-- Start DATA SUPPLIED --

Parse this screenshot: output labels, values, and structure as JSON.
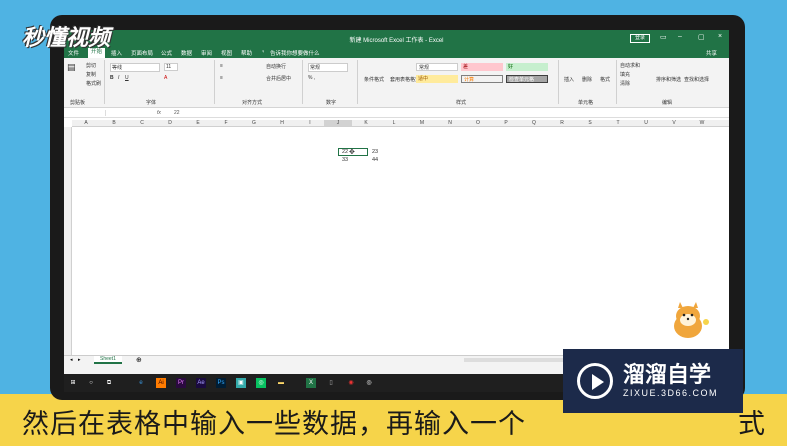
{
  "watermark": "秒懂视频",
  "window": {
    "title": "新建 Microsoft Excel 工作表 - Excel",
    "login": "登录",
    "user": "共享"
  },
  "tabs": [
    "文件",
    "开始",
    "插入",
    "页面布局",
    "公式",
    "数据",
    "审阅",
    "视图",
    "帮助"
  ],
  "active_tab": "开始",
  "tell_me": "告诉我你想要做什么",
  "ribbon": {
    "clipboard": {
      "cut": "剪切",
      "copy": "复制",
      "format_painter": "格式刷",
      "group": "剪贴板"
    },
    "font": {
      "name": "等线",
      "size": "11",
      "group": "字体"
    },
    "alignment": {
      "wrap": "自动换行",
      "merge": "合并后居中",
      "group": "对齐方式"
    },
    "number": {
      "format": "常规",
      "group": "数字"
    },
    "styles": {
      "conditional": "条件格式",
      "table": "套用表格格式",
      "normal": "常规",
      "bad": "差",
      "good": "好",
      "neutral": "适中",
      "calc": "计算",
      "check": "检查单元格",
      "group": "样式"
    },
    "cells": {
      "insert": "插入",
      "delete": "删除",
      "format": "格式",
      "group": "单元格"
    },
    "editing": {
      "autosum": "自动求和",
      "fill": "填充",
      "clear": "清除",
      "sort": "排序和筛选",
      "find": "查找和选择",
      "group": "编辑"
    }
  },
  "formula_bar": {
    "fx": "fx",
    "value": "22"
  },
  "columns": [
    "A",
    "B",
    "C",
    "D",
    "E",
    "F",
    "G",
    "H",
    "I",
    "J",
    "K",
    "L",
    "M",
    "N",
    "O",
    "P",
    "Q",
    "R",
    "S",
    "T",
    "U",
    "V",
    "W"
  ],
  "cells": {
    "j1": "22",
    "k1": "23",
    "j2": "33",
    "k2": "44"
  },
  "sheet_tab": "Sheet1",
  "caption": "然后在表格中输入一些数据，再输入一个",
  "caption_tail": "式",
  "brand": {
    "main": "溜溜自学",
    "sub": "ZIXUE.3D66.COM"
  }
}
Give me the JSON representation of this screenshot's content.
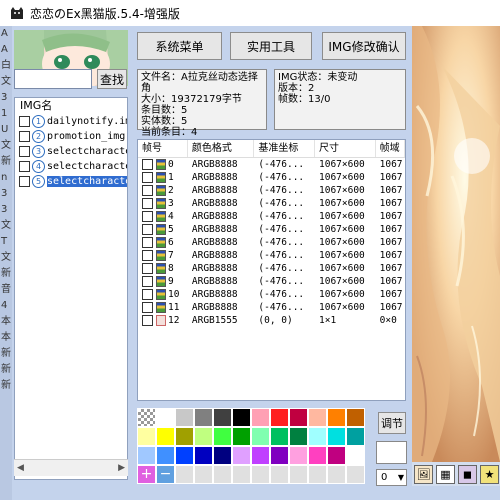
{
  "window": {
    "title": "恋恋のEx黑猫版.5.4-增强版"
  },
  "left_strip_chars": [
    "A",
    "A",
    "白",
    "文",
    "3",
    "1",
    "U",
    "文",
    "新",
    "n",
    "3",
    "3",
    "文",
    "T",
    "文",
    "新",
    "音",
    "4",
    "本",
    "本",
    "新",
    "新",
    "新"
  ],
  "search": {
    "value": "",
    "button_label": "查找"
  },
  "menu": {
    "system": "系统菜单",
    "tools": "实用工具",
    "img_confirm": "IMG修改确认"
  },
  "img_list": {
    "header": "IMG名",
    "items": [
      {
        "num": "1",
        "name": "dailynotify.img",
        "selected": false
      },
      {
        "num": "2",
        "name": "promotion_img.im",
        "selected": false
      },
      {
        "num": "3",
        "name": "selectcharacter.",
        "selected": false
      },
      {
        "num": "4",
        "name": "selectcharacter_",
        "selected": false
      },
      {
        "num": "5",
        "name": "selectcharacter",
        "selected": true
      }
    ]
  },
  "file_info": {
    "line1": "文件名：A拉克丝动态选择角",
    "line2": "大小：19372179字节",
    "line3": "条目数：5",
    "line4": "实体数：5",
    "line5": "当前条目：4"
  },
  "img_state": {
    "line1": "IMG状态：未变动",
    "line2": "版本：2",
    "line3": "帧数：13/0"
  },
  "frame_table": {
    "columns": [
      "帧号",
      "颜色格式",
      "基准坐标",
      "尺寸",
      "帧域"
    ],
    "rows": [
      {
        "id": "0",
        "format": "ARGB8888",
        "base": "(-476...",
        "size": "1067×600",
        "area": "1067",
        "alt": false
      },
      {
        "id": "1",
        "format": "ARGB8888",
        "base": "(-476...",
        "size": "1067×600",
        "area": "1067",
        "alt": false
      },
      {
        "id": "2",
        "format": "ARGB8888",
        "base": "(-476...",
        "size": "1067×600",
        "area": "1067",
        "alt": false
      },
      {
        "id": "3",
        "format": "ARGB8888",
        "base": "(-476...",
        "size": "1067×600",
        "area": "1067",
        "alt": false
      },
      {
        "id": "4",
        "format": "ARGB8888",
        "base": "(-476...",
        "size": "1067×600",
        "area": "1067",
        "alt": false
      },
      {
        "id": "5",
        "format": "ARGB8888",
        "base": "(-476...",
        "size": "1067×600",
        "area": "1067",
        "alt": false
      },
      {
        "id": "6",
        "format": "ARGB8888",
        "base": "(-476...",
        "size": "1067×600",
        "area": "1067",
        "alt": false
      },
      {
        "id": "7",
        "format": "ARGB8888",
        "base": "(-476...",
        "size": "1067×600",
        "area": "1067",
        "alt": false
      },
      {
        "id": "8",
        "format": "ARGB8888",
        "base": "(-476...",
        "size": "1067×600",
        "area": "1067",
        "alt": false
      },
      {
        "id": "9",
        "format": "ARGB8888",
        "base": "(-476...",
        "size": "1067×600",
        "area": "1067",
        "alt": false
      },
      {
        "id": "10",
        "format": "ARGB8888",
        "base": "(-476...",
        "size": "1067×600",
        "area": "1067",
        "alt": false
      },
      {
        "id": "11",
        "format": "ARGB8888",
        "base": "(-476...",
        "size": "1067×600",
        "area": "1067",
        "alt": false
      },
      {
        "id": "12",
        "format": "ARGB1555",
        "base": "(0, 0)",
        "size": "1×1",
        "area": "0×0",
        "alt": true
      }
    ]
  },
  "palette": {
    "colors": [
      "checker",
      "#ffffff",
      "#c8c8c8",
      "#808080",
      "#404040",
      "#000000",
      "#ffa0b4",
      "#ff2020",
      "#c00040",
      "#ffb8a0",
      "#ff8000",
      "#c06000",
      "#ffffa0",
      "#ffff00",
      "#a0a000",
      "#c0ff80",
      "#40ff40",
      "#00a000",
      "#80ffb0",
      "#00c060",
      "#008040",
      "#a0ffff",
      "#00e0e0",
      "#00a0a0",
      "#a0c8ff",
      "#4090ff",
      "#0040ff",
      "#0000c0",
      "#000080",
      "#e0a0ff",
      "#c040ff",
      "#8000c0",
      "#ffa0e0",
      "#ff40c0",
      "#c00080",
      "#ffffff",
      "plus",
      "minus",
      "#e0e0e0",
      "#e0e0e0",
      "#e0e0e0",
      "#e0e0e0",
      "#e0e0e0",
      "#e0e0e0",
      "#e0e0e0",
      "#e0e0e0",
      "#e0e0e0",
      "#e0e0e0"
    ]
  },
  "adjust": {
    "label": "调节",
    "select_value": "0"
  }
}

-- End DATA SUPPLIED --

Read the entries above, then pull out the lines that include "screenshot".

Parse this screenshot: output labels, values, and structure as JSON.
Give me the JSON representation of this screenshot's content.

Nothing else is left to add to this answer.